● TO BE DONE
Type out the complete listing below word for word, without its pictures.

● EXERCISE INPUTS
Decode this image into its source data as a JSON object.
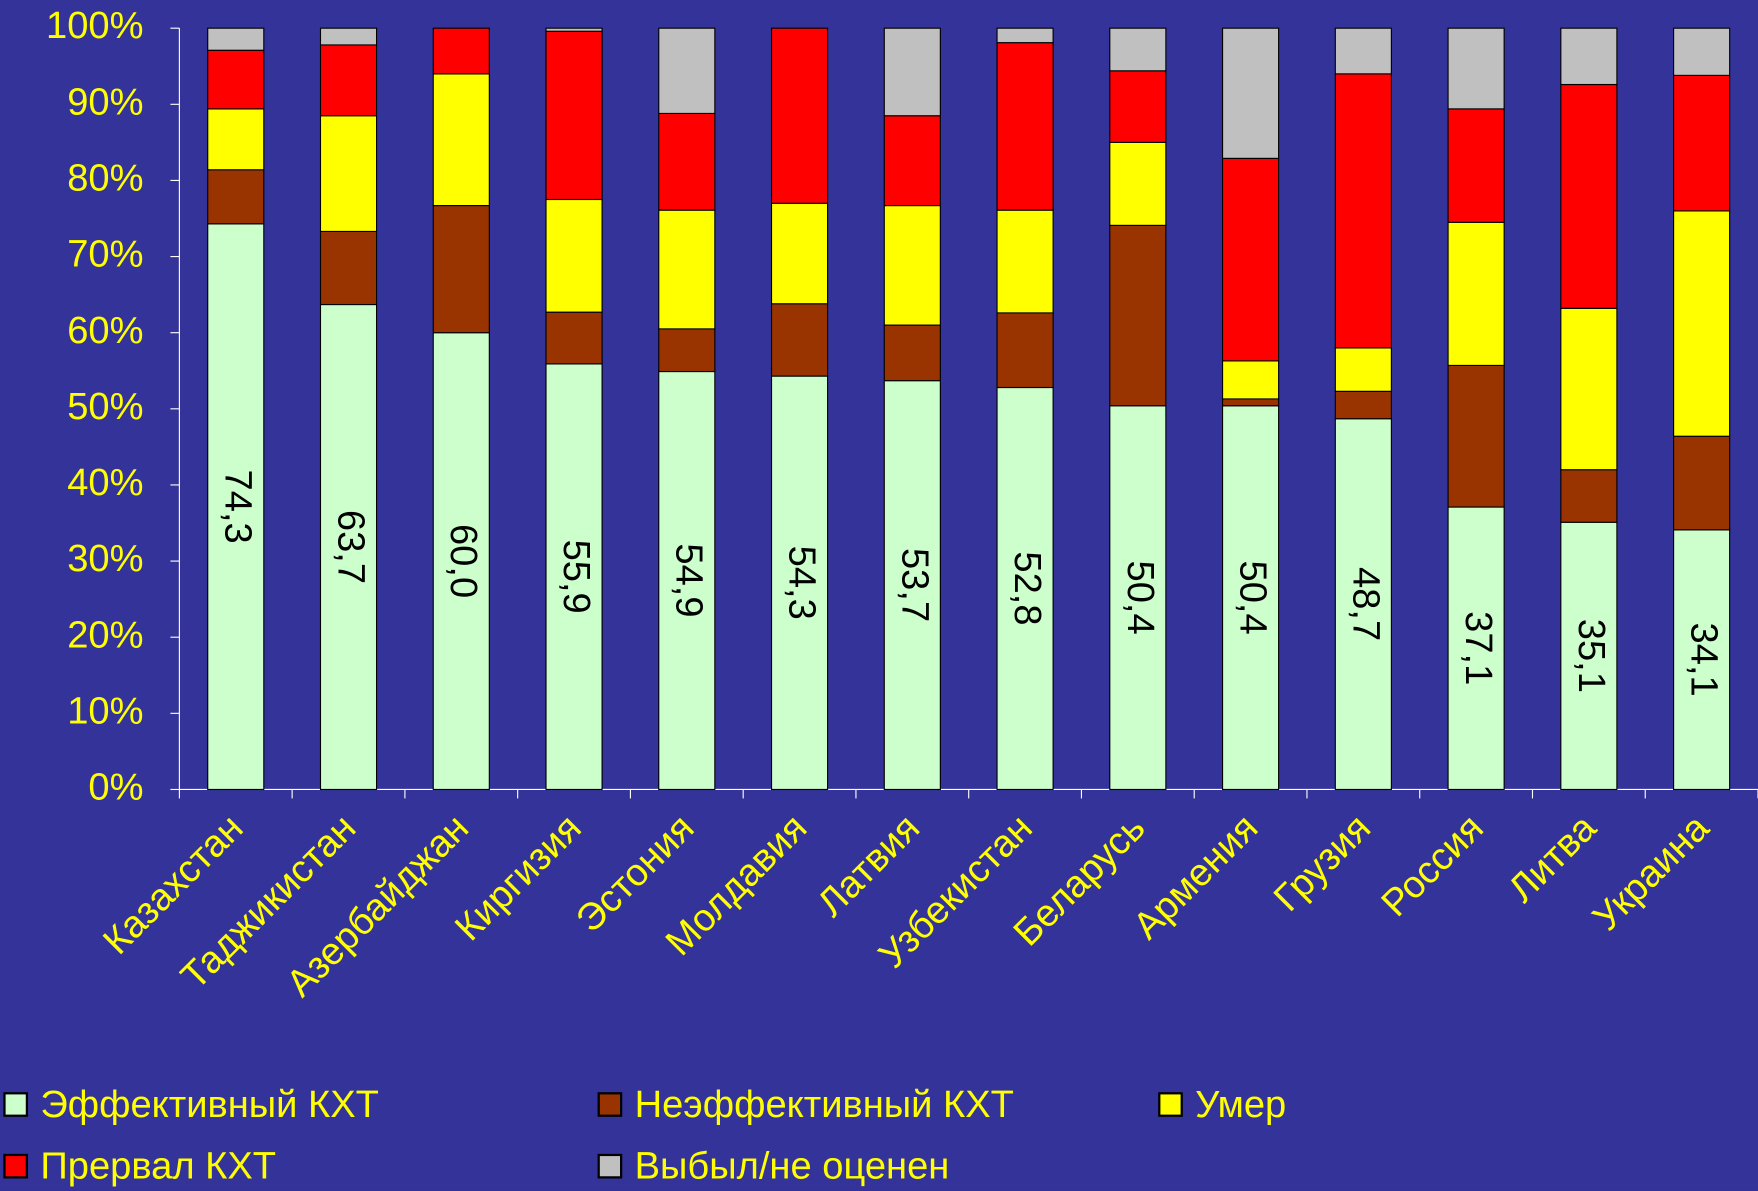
{
  "chart_data": {
    "type": "bar",
    "stacked": true,
    "categories": [
      "Казахстан",
      "Таджикистан",
      "Азербайджан",
      "Киргизия",
      "Эстония",
      "Молдавия",
      "Латвия",
      "Узбекистан",
      "Беларусь",
      "Армения",
      "Грузия",
      "Россия",
      "Литва",
      "Украина"
    ],
    "series": [
      {
        "name": "Эффективный КХТ",
        "color": "#ccffcc",
        "values": [
          74.3,
          63.7,
          60.0,
          55.9,
          54.9,
          54.3,
          53.7,
          52.8,
          50.4,
          50.4,
          48.7,
          37.1,
          35.1,
          34.1
        ],
        "value_labels": [
          "74,3",
          "63,7",
          "60,0",
          "55,9",
          "54,9",
          "54,3",
          "53,7",
          "52,8",
          "50,4",
          "50,4",
          "48,7",
          "37,1",
          "35,1",
          "34,1"
        ]
      },
      {
        "name": "Неэффективный КХТ",
        "color": "#993300",
        "values": [
          7.1,
          9.6,
          16.7,
          6.8,
          5.6,
          9.5,
          7.3,
          9.8,
          23.7,
          0.9,
          3.6,
          18.6,
          6.9,
          12.3
        ]
      },
      {
        "name": "Умер",
        "color": "#ffff00",
        "values": [
          8.0,
          15.2,
          17.3,
          14.8,
          15.6,
          13.2,
          15.7,
          13.5,
          10.9,
          5.0,
          5.7,
          18.8,
          21.2,
          29.6
        ]
      },
      {
        "name": "Прервал КХТ",
        "color": "#ff0000",
        "values": [
          7.7,
          9.3,
          6.0,
          22.1,
          12.7,
          23.0,
          11.8,
          22.0,
          9.4,
          26.6,
          36.0,
          14.9,
          29.4,
          17.8
        ]
      },
      {
        "name": "Выбыл/не оценен",
        "color": "#c0c0c0",
        "values": [
          2.9,
          2.2,
          0,
          0.4,
          11.2,
          0,
          11.5,
          1.9,
          5.6,
          17.1,
          6.0,
          10.6,
          7.4,
          6.2
        ]
      }
    ],
    "ylim": [
      0,
      100
    ],
    "yticks": [
      {
        "value": 0,
        "label": "0%"
      },
      {
        "value": 10,
        "label": "10%"
      },
      {
        "value": 20,
        "label": "20%"
      },
      {
        "value": 30,
        "label": "30%"
      },
      {
        "value": 40,
        "label": "40%"
      },
      {
        "value": 50,
        "label": "50%"
      },
      {
        "value": 60,
        "label": "60%"
      },
      {
        "value": 70,
        "label": "70%"
      },
      {
        "value": 80,
        "label": "80%"
      },
      {
        "value": 90,
        "label": "90%"
      },
      {
        "value": 100,
        "label": "100%"
      }
    ],
    "grid": false,
    "legend": "bottom"
  }
}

● FINISHED ANSWER
Decode this image into its source data as a JSON object.
{
  "chart_data": {
    "type": "bar",
    "stacked": true,
    "categories": [
      "Казахстан",
      "Таджикистан",
      "Азербайджан",
      "Киргизия",
      "Эстония",
      "Молдавия",
      "Латвия",
      "Узбекистан",
      "Беларусь",
      "Армения",
      "Грузия",
      "Россия",
      "Литва",
      "Украина"
    ],
    "series": [
      {
        "name": "Эффективный КХТ",
        "color": "#ccffcc",
        "values": [
          74.3,
          63.7,
          60.0,
          55.9,
          54.9,
          54.3,
          53.7,
          52.8,
          50.4,
          50.4,
          48.7,
          37.1,
          35.1,
          34.1
        ],
        "value_labels": [
          "74,3",
          "63,7",
          "60,0",
          "55,9",
          "54,9",
          "54,3",
          "53,7",
          "52,8",
          "50,4",
          "50,4",
          "48,7",
          "37,1",
          "35,1",
          "34,1"
        ]
      },
      {
        "name": "Неэффективный КХТ",
        "color": "#993300",
        "values": [
          7.1,
          9.6,
          16.7,
          6.8,
          5.6,
          9.5,
          7.3,
          9.8,
          23.7,
          0.9,
          3.6,
          18.6,
          6.9,
          12.3
        ]
      },
      {
        "name": "Умер",
        "color": "#ffff00",
        "values": [
          8.0,
          15.2,
          17.3,
          14.8,
          15.6,
          13.2,
          15.7,
          13.5,
          10.9,
          5.0,
          5.7,
          18.8,
          21.2,
          29.6
        ]
      },
      {
        "name": "Прервал КХТ",
        "color": "#ff0000",
        "values": [
          7.7,
          9.3,
          6.0,
          22.1,
          12.7,
          23.0,
          11.8,
          22.0,
          9.4,
          26.6,
          36.0,
          14.9,
          29.4,
          17.8
        ]
      },
      {
        "name": "Выбыл/не оценен",
        "color": "#c0c0c0",
        "values": [
          2.9,
          2.2,
          0,
          0.4,
          11.2,
          0,
          11.5,
          1.9,
          5.6,
          17.1,
          6.0,
          10.6,
          7.4,
          6.2
        ]
      }
    ],
    "ylim": [
      0,
      100
    ],
    "yticks": [
      {
        "value": 0,
        "label": "0%"
      },
      {
        "value": 10,
        "label": "10%"
      },
      {
        "value": 20,
        "label": "20%"
      },
      {
        "value": 30,
        "label": "30%"
      },
      {
        "value": 40,
        "label": "40%"
      },
      {
        "value": 50,
        "label": "50%"
      },
      {
        "value": 60,
        "label": "60%"
      },
      {
        "value": 70,
        "label": "70%"
      },
      {
        "value": 80,
        "label": "80%"
      },
      {
        "value": 90,
        "label": "90%"
      },
      {
        "value": 100,
        "label": "100%"
      }
    ],
    "grid": false,
    "legend": "bottom"
  }
}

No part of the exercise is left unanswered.